:: What you have to do ::
Gather all lines with the word "Workflow" in them.
┌────────
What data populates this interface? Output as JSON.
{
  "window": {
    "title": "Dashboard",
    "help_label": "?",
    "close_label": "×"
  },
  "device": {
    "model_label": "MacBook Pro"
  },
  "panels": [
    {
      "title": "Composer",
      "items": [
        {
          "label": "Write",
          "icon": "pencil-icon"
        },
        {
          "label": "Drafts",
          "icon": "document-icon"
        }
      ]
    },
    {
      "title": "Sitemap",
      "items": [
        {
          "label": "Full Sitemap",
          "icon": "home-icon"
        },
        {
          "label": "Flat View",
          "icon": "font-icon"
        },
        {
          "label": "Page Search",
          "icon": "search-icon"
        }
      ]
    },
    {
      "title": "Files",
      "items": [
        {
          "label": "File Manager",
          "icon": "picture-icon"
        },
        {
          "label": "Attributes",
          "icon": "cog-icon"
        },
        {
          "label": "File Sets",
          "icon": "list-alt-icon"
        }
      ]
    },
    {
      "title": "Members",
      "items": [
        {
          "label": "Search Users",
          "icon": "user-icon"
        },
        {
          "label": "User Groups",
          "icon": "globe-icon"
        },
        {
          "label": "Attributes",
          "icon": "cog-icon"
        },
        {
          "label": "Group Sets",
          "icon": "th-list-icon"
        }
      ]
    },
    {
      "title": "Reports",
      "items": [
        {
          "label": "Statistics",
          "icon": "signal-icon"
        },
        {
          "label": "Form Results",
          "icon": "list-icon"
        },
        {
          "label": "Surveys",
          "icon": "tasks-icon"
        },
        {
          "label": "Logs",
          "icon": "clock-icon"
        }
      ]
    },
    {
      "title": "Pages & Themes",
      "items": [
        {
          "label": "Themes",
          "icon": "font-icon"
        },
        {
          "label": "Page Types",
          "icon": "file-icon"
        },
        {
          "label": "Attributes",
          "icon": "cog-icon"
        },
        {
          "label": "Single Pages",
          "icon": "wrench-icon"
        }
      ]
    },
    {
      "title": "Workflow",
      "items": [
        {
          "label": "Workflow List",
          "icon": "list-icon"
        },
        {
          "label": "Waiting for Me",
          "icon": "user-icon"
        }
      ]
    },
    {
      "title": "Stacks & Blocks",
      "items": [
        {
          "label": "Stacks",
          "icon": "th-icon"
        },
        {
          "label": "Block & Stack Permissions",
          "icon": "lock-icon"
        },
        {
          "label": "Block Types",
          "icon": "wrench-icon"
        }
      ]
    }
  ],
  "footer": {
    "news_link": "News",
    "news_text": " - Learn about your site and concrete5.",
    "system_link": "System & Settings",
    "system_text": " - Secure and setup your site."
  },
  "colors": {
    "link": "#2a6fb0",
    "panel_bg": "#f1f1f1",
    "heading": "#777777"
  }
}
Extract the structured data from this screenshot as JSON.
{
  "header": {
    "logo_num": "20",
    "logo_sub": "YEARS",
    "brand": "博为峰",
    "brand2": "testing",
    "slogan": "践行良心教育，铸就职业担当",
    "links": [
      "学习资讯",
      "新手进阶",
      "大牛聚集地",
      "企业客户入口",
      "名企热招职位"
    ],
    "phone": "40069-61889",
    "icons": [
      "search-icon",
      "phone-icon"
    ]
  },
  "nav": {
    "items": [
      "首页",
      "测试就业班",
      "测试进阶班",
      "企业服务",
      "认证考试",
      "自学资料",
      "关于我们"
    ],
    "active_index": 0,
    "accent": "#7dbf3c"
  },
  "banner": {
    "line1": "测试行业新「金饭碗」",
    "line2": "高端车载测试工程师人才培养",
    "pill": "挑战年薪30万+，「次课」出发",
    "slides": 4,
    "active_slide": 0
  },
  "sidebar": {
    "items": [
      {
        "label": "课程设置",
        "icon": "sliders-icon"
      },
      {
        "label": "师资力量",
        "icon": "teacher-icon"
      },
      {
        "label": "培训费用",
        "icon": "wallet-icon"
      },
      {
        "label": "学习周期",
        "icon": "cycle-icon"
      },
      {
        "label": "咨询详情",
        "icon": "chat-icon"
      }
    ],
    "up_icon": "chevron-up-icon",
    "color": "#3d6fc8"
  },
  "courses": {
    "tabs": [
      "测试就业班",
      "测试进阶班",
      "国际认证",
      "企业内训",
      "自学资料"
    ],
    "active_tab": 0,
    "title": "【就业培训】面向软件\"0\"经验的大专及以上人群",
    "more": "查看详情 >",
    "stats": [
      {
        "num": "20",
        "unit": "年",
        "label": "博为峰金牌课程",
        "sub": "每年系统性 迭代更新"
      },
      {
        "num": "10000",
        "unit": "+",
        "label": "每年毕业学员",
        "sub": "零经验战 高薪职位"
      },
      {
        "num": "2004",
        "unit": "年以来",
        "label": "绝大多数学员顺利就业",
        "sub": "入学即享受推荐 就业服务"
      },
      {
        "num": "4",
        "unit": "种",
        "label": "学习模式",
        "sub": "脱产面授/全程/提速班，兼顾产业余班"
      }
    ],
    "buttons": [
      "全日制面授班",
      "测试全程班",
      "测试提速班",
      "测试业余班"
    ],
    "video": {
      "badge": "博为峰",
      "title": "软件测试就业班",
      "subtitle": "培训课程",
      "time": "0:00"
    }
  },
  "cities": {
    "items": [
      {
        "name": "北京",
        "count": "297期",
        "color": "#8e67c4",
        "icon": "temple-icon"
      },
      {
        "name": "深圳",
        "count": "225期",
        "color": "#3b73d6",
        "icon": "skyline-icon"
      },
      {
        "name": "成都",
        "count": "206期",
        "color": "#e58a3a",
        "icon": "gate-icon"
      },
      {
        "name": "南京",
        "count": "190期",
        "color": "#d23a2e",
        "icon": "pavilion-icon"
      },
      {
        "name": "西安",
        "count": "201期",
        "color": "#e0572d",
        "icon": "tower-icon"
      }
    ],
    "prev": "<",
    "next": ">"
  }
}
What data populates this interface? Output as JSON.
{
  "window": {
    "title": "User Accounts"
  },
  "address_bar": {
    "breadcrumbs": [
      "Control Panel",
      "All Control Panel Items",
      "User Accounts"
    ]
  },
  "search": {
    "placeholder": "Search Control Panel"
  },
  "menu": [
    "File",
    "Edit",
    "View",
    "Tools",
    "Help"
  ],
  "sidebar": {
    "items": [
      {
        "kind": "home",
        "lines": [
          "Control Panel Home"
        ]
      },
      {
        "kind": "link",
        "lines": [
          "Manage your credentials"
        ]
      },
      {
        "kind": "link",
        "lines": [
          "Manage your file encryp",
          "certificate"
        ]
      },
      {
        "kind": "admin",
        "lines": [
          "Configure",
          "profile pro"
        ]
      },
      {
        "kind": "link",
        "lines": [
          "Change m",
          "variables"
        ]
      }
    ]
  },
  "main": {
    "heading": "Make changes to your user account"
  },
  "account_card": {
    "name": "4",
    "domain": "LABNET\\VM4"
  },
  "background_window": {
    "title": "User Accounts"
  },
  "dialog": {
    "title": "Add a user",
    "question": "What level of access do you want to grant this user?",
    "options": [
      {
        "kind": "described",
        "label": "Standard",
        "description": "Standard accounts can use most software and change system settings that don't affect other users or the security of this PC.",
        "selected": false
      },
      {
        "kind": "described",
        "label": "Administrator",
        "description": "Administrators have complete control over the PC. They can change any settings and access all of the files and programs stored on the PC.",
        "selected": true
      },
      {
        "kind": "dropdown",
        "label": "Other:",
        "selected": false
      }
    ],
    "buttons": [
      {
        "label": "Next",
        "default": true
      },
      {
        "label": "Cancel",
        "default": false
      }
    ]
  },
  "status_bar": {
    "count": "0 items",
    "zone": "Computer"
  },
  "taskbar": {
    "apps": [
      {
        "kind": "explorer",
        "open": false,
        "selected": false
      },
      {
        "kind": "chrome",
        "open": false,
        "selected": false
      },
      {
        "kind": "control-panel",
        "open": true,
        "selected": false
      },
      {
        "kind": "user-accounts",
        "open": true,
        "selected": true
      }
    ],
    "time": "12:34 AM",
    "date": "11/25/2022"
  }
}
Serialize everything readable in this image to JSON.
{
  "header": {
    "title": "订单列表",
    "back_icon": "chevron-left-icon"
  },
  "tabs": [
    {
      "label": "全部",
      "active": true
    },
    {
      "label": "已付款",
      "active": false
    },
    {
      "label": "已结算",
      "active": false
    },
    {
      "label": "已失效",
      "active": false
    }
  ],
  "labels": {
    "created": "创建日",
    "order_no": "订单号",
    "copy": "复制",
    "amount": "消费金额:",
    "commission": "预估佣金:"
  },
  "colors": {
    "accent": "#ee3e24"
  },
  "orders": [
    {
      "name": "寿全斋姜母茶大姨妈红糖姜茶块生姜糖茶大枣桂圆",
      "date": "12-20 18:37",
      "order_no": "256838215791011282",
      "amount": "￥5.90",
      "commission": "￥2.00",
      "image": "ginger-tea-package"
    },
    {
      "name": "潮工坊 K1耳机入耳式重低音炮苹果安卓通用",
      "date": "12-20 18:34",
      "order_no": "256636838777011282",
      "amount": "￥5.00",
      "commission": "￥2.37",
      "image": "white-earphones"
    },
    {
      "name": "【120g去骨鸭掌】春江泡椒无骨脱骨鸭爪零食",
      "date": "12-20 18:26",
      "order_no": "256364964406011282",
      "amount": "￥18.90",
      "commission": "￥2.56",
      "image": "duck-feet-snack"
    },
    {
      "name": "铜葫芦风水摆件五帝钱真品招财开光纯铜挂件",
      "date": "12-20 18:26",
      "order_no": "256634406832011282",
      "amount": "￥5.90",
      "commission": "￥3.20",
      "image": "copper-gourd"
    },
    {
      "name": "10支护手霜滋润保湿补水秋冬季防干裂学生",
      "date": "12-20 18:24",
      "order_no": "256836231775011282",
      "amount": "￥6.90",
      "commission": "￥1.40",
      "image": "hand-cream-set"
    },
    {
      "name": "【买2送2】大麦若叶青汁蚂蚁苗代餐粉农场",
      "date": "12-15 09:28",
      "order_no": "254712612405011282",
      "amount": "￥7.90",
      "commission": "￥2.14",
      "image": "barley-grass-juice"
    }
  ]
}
└────────
:: Output of the task ::
      "title": "Workflow",
          "label": "Workflow List",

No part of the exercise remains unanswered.